_EXERCISE OBJECTIVE_: Send back the records in full, character for character.

(Stored records)

++++++++

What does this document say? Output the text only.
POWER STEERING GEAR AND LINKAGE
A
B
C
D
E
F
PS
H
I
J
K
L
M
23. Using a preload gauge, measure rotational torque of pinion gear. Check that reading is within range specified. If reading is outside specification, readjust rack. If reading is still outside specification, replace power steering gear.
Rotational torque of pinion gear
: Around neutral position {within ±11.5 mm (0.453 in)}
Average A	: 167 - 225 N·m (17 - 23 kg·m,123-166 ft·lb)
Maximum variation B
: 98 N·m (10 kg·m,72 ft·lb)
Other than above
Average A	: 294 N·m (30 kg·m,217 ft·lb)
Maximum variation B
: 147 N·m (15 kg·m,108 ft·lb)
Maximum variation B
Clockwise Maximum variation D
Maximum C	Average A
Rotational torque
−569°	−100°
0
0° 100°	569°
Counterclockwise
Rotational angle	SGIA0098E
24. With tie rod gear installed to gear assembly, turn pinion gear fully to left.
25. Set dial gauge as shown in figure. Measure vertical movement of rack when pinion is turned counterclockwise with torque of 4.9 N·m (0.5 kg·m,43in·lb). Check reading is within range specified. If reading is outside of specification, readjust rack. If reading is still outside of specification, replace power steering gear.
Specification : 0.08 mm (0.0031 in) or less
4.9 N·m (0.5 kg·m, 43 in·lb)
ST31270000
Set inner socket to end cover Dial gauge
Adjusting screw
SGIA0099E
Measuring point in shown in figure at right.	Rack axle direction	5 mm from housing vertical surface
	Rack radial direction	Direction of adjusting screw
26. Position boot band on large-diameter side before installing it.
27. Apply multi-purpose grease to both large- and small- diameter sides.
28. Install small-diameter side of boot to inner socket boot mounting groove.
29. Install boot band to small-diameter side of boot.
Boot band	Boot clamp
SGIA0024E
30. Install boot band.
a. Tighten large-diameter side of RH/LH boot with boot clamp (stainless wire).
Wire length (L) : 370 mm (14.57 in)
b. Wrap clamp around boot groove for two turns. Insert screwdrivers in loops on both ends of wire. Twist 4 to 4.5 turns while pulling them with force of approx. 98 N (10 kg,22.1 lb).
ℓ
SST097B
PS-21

++++++++

_TASK RESPONSE_:
What does this document say? Output the text only.
POWER STEERING GEAR AND LINKAGE
A
B
C
D
E
F
PS
H
I
J
K
L
M
23. Using a preload gauge, measure rotational torque of pinion gear. Check that reading is within range specified. If reading is outside specification, readjust rack. If reading is still outside specification, replace power steering gear.
Rotational torque of pinion gear
: Around neutral position {within ±11.5 mm (0.453 in)}
Average A	: 167 - 225 N·m (17 - 23 kg·m,123-166 ft·lb)
Maximum variation B
: 98 N·m (10 kg·m,72 ft·lb)
Other than above
Average A	: 294 N·m (30 kg·m,217 ft·lb)
Maximum variation B
: 147 N·m (15 kg·m,108 ft·lb)
Maximum variation B
Clockwise Maximum variation D
Maximum C	Average A
Rotational torque
−569°	−100°
0
0° 100°	569°
Counterclockwise
Rotational angle	SGIA0098E
24. With tie rod gear installed to gear assembly, turn pinion gear fully to left.
25. Set dial gauge as shown in figure. Measure vertical movement of rack when pinion is turned counterclockwise with torque of 4.9 N·m (0.5 kg·m,43in·lb). Check reading is within range specified. If reading is outside of specification, readjust rack. If reading is still outside of specification, replace power steering gear.
Specification : 0.08 mm (0.0031 in) or less
4.9 N·m (0.5 kg·m, 43 in·lb)
ST31270000
Set inner socket to end cover Dial gauge
Adjusting screw
SGIA0099E
Measuring point in shown in figure at right.	Rack axle direction	5 mm from housing vertical surface
	Rack radial direction	Direction of adjusting screw
26. Position boot band on large-diameter side before installing it.
27. Apply multi-purpose grease to both large- and small- diameter sides.
28. Install small-diameter side of boot to inner socket boot mounting groove.
29. Install boot band to small-diameter side of boot.
Boot band	Boot clamp
SGIA0024E
30. Install boot band.
a. Tighten large-diameter side of RH/LH boot with boot clamp (stainless wire).
Wire length (L) : 370 mm (14.57 in)
b. Wrap clamp around boot groove for two turns. Insert screwdrivers in loops on both ends of wire. Twist 4 to 4.5 turns while pulling them with force of approx. 98 N (10 kg,22.1 lb).
ℓ
SST097B
PS-21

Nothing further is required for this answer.